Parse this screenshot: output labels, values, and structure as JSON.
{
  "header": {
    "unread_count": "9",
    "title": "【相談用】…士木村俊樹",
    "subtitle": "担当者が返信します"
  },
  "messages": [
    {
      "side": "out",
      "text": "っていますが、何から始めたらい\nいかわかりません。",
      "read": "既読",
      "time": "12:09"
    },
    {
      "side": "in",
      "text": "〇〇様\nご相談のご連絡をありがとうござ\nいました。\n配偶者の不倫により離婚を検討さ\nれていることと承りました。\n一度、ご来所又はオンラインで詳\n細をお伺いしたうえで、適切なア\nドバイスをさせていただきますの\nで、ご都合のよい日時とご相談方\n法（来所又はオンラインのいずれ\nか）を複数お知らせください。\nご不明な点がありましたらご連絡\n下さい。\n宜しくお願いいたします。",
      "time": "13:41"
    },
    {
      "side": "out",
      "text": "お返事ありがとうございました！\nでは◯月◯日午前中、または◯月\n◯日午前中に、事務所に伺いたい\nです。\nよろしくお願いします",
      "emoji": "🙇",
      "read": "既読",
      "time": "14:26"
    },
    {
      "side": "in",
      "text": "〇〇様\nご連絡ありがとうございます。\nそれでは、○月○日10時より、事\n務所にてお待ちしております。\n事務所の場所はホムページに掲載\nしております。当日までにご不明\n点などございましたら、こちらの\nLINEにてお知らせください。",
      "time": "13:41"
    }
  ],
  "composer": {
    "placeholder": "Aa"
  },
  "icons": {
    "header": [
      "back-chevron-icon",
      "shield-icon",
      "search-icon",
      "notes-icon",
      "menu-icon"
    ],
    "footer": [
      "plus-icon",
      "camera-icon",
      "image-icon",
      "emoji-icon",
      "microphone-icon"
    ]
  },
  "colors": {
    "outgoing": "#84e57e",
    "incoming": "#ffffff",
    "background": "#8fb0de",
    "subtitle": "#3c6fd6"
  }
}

[Exercise objective]:
Reproduce all of the entries word for word.

[Expected answer]:
Parse this screenshot: output labels, values, and structure as JSON.
{
  "header": {
    "unread_count": "9",
    "title": "【相談用】…士木村俊樹",
    "subtitle": "担当者が返信します"
  },
  "messages": [
    {
      "side": "out",
      "text": "っていますが、何から始めたらい\nいかわかりません。",
      "read": "既読",
      "time": "12:09"
    },
    {
      "side": "in",
      "text": "〇〇様\nご相談のご連絡をありがとうござ\nいました。\n配偶者の不倫により離婚を検討さ\nれていることと承りました。\n一度、ご来所又はオンラインで詳\n細をお伺いしたうえで、適切なア\nドバイスをさせていただきますの\nで、ご都合のよい日時とご相談方\n法（来所又はオンラインのいずれ\nか）を複数お知らせください。\nご不明な点がありましたらご連絡\n下さい。\n宜しくお願いいたします。",
      "time": "13:41"
    },
    {
      "side": "out",
      "text": "お返事ありがとうございました！\nでは◯月◯日午前中、または◯月\n◯日午前中に、事務所に伺いたい\nです。\nよろしくお願いします",
      "emoji": "🙇",
      "read": "既読",
      "time": "14:26"
    },
    {
      "side": "in",
      "text": "〇〇様\nご連絡ありがとうございます。\nそれでは、○月○日10時より、事\n務所にてお待ちしております。\n事務所の場所はホムページに掲載\nしております。当日までにご不明\n点などございましたら、こちらの\nLINEにてお知らせください。",
      "time": "13:41"
    }
  ],
  "composer": {
    "placeholder": "Aa"
  },
  "icons": {
    "header": [
      "back-chevron-icon",
      "shield-icon",
      "search-icon",
      "notes-icon",
      "menu-icon"
    ],
    "footer": [
      "plus-icon",
      "camera-icon",
      "image-icon",
      "emoji-icon",
      "microphone-icon"
    ]
  },
  "colors": {
    "outgoing": "#84e57e",
    "incoming": "#ffffff",
    "background": "#8fb0de",
    "subtitle": "#3c6fd6"
  }
}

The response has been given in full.